### PROBLEM TO WORK ON
Select every line holding the word "απευθύνεται" and copy it.

---

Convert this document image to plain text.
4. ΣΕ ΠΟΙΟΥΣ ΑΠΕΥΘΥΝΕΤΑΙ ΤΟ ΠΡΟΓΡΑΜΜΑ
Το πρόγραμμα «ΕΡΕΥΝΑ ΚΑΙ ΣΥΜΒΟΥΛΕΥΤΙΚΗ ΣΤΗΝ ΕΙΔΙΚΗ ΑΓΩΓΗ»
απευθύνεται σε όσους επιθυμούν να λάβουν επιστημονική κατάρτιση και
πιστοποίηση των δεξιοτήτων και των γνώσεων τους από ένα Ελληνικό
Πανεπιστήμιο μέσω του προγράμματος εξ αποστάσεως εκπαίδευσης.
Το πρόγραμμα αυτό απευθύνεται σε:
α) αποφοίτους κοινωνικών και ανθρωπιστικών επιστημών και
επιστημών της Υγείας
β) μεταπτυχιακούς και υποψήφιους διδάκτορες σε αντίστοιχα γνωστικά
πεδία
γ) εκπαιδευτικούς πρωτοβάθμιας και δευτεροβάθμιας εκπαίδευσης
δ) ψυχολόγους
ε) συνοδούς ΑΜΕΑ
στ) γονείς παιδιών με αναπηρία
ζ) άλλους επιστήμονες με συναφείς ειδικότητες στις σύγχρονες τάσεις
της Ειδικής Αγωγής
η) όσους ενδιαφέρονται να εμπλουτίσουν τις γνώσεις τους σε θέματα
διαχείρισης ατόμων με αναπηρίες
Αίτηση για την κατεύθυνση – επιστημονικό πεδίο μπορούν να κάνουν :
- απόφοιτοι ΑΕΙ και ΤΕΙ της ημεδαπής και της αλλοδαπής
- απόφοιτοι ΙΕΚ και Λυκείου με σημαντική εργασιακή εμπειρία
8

---

### OUTPUT OF THE EXERCISE
απευθύνεται σε όσους επιθυμούν να λάβουν επιστημονική κατάρτιση και
Το πρόγραμμα αυτό απευθύνεται σε:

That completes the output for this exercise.